[Element location listings]
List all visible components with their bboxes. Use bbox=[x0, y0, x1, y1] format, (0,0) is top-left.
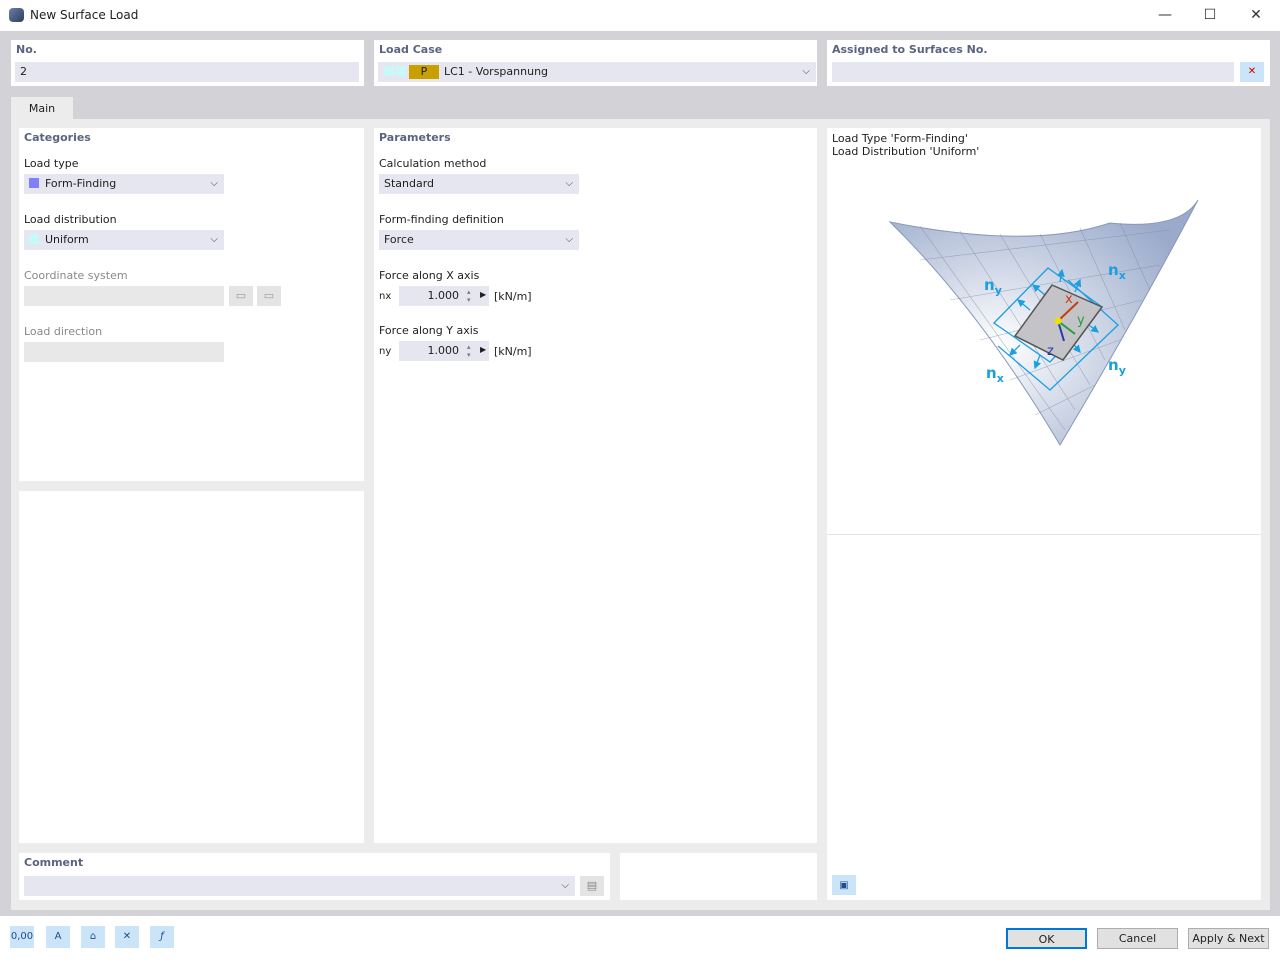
load-distribution-value: Uniform bbox=[45, 233, 89, 246]
color-swatch bbox=[29, 178, 39, 188]
chevron-down-icon: ⌵ bbox=[210, 234, 218, 245]
load-case-panel: Load Case P LC1 - Vorspannung ⌵ bbox=[374, 40, 817, 86]
form-finding-diagram: x y z ny nx nx ny bbox=[888, 199, 1199, 446]
color-swatch bbox=[384, 66, 394, 76]
preview-panel: Load Type 'Form-Finding' Load Distributi… bbox=[827, 128, 1261, 900]
title-bar: New Surface Load — ☐ ✕ bbox=[0, 0, 1280, 31]
fx-unit: [kN/m] bbox=[494, 290, 532, 303]
comment-panel: Comment ⌵ ▤ bbox=[19, 853, 610, 900]
fy-spinner[interactable]: ▴ ▾ bbox=[467, 343, 471, 359]
ok-button[interactable]: OK bbox=[1006, 928, 1087, 949]
blank-panel bbox=[620, 853, 817, 900]
fy-symbol: ny bbox=[379, 346, 392, 357]
calc-method-label: Calculation method bbox=[379, 157, 487, 170]
empty-panel bbox=[19, 491, 364, 843]
fx-menu-arrow-icon[interactable]: ▶ bbox=[480, 290, 486, 299]
y-axis-label: y bbox=[1077, 313, 1085, 328]
z-axis-label: z bbox=[1047, 344, 1054, 359]
fx-spinner[interactable]: ▴ ▾ bbox=[467, 288, 471, 304]
ff-def-select[interactable]: Force ⌵ bbox=[379, 230, 579, 250]
chevron-down-icon: ⌵ bbox=[210, 178, 218, 189]
comment-label: Comment bbox=[24, 856, 84, 869]
window-title: New Surface Load bbox=[30, 8, 139, 22]
comment-library-icon[interactable]: ▤ bbox=[580, 876, 604, 896]
coordinate-system-select[interactable] bbox=[24, 286, 224, 306]
view-icon[interactable]: ⌂ bbox=[81, 926, 105, 948]
fy-menu-arrow-icon[interactable]: ▶ bbox=[480, 345, 486, 354]
origin-point bbox=[1054, 317, 1062, 325]
fx-input[interactable]: 1.000 bbox=[399, 286, 489, 306]
load-case-value: LC1 - Vorspannung bbox=[444, 65, 549, 78]
load-type-value: Form-Finding bbox=[45, 177, 117, 190]
x-axis-label: x bbox=[1065, 292, 1073, 307]
load-distribution-label: Load distribution bbox=[24, 213, 117, 226]
chevron-down-icon: ⌵ bbox=[561, 880, 569, 891]
color-swatch bbox=[396, 66, 406, 76]
select-icon[interactable]: ✕ bbox=[115, 926, 139, 948]
ff-def-value: Force bbox=[384, 233, 414, 246]
units-icon[interactable]: 0,00 bbox=[10, 926, 34, 948]
cancel-button[interactable]: Cancel bbox=[1097, 928, 1178, 949]
calc-method-select[interactable]: Standard ⌵ bbox=[379, 174, 579, 194]
tab-main[interactable]: Main bbox=[11, 97, 73, 120]
parameters-panel: Parameters Calculation method Standard ⌵ … bbox=[374, 128, 817, 843]
maximize-button[interactable]: ☐ bbox=[1195, 4, 1225, 26]
preview-line1: Load Type 'Form-Finding' bbox=[832, 132, 968, 145]
select-surfaces-pointer-icon[interactable]: ✕ bbox=[1240, 62, 1264, 82]
ny-label-bottom: ny bbox=[1108, 356, 1126, 377]
apply-next-button[interactable]: Apply & Next bbox=[1188, 928, 1269, 949]
calc-method-value: Standard bbox=[384, 177, 435, 190]
ff-def-label: Form-finding definition bbox=[379, 213, 504, 226]
color-swatch bbox=[29, 234, 39, 244]
close-button[interactable]: ✕ bbox=[1241, 4, 1271, 26]
app-icon bbox=[9, 8, 24, 22]
fy-unit: [kN/m] bbox=[494, 345, 532, 358]
chevron-down-icon: ⌵ bbox=[802, 66, 810, 77]
load-direction-label: Load direction bbox=[24, 325, 103, 338]
categories-panel: Categories Load type Form-Finding ⌵ Load … bbox=[19, 128, 364, 481]
assigned-input[interactable] bbox=[832, 62, 1234, 82]
parameters-title: Parameters bbox=[379, 131, 451, 144]
load-type-label: Load type bbox=[24, 157, 79, 170]
minimize-button[interactable]: — bbox=[1150, 4, 1180, 26]
no-label: No. bbox=[16, 43, 37, 56]
no-input[interactable]: 2 bbox=[15, 62, 359, 82]
function-icon[interactable]: ƒ bbox=[150, 926, 174, 948]
load-distribution-select[interactable]: Uniform ⌵ bbox=[24, 230, 224, 250]
coordinate-system-label: Coordinate system bbox=[24, 269, 128, 282]
load-case-label: Load Case bbox=[379, 43, 443, 56]
categories-title: Categories bbox=[24, 131, 91, 144]
chevron-down-icon: ⌵ bbox=[565, 234, 573, 245]
assigned-panel: Assigned to Surfaces No. ✕ bbox=[827, 40, 1270, 86]
load-case-badge: P bbox=[409, 65, 439, 79]
chevron-down-icon: ⌵ bbox=[565, 178, 573, 189]
comment-input[interactable]: ⌵ bbox=[24, 876, 575, 896]
fx-label: Force along X axis bbox=[379, 269, 480, 282]
fy-input[interactable]: 1.000 bbox=[399, 341, 489, 361]
assigned-label: Assigned to Surfaces No. bbox=[832, 43, 988, 56]
load-case-select[interactable]: P LC1 - Vorspannung ⌵ bbox=[378, 62, 816, 82]
nx-label-bottom: nx bbox=[986, 364, 1004, 385]
fy-label: Force along Y axis bbox=[379, 324, 479, 337]
no-panel: No. 2 bbox=[11, 40, 364, 86]
footer: 0,00 A ⌂ ✕ ƒ OK Cancel Apply & Next bbox=[0, 916, 1280, 960]
load-direction-select[interactable] bbox=[24, 342, 224, 362]
display-properties-icon[interactable]: A bbox=[46, 926, 70, 948]
new-coordinate-system-icon[interactable]: ▭ bbox=[229, 286, 253, 306]
load-type-select[interactable]: Form-Finding ⌵ bbox=[24, 174, 224, 194]
preview-options-icon[interactable]: ▣ bbox=[832, 875, 856, 895]
preview-line2: Load Distribution 'Uniform' bbox=[832, 145, 980, 158]
preview-divider bbox=[827, 534, 1261, 535]
edit-coordinate-system-icon[interactable]: ▭ bbox=[257, 286, 281, 306]
fx-symbol: nx bbox=[379, 291, 392, 302]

> **TO BE DONE**
Retype the rows exactly, beginning at the line that has "load-distribution-value: Uniform bbox=[45, 233, 89, 246]" and stopping after the line that has "fx-unit: [kN/m] bbox=[494, 290, 532, 303]".

> **EXERCISE ANSWER**
load-distribution-value: Uniform bbox=[45, 233, 89, 246]
color-swatch bbox=[29, 178, 39, 188]
chevron-down-icon: ⌵ bbox=[210, 234, 218, 245]
load-case-panel: Load Case P LC1 - Vorspannung ⌵ bbox=[374, 40, 817, 86]
form-finding-diagram: x y z ny nx nx ny bbox=[888, 199, 1199, 446]
color-swatch bbox=[384, 66, 394, 76]
preview-panel: Load Type 'Form-Finding' Load Distributi… bbox=[827, 128, 1261, 900]
title-bar: New Surface Load — ☐ ✕ bbox=[0, 0, 1280, 31]
fx-unit: [kN/m] bbox=[494, 290, 532, 303]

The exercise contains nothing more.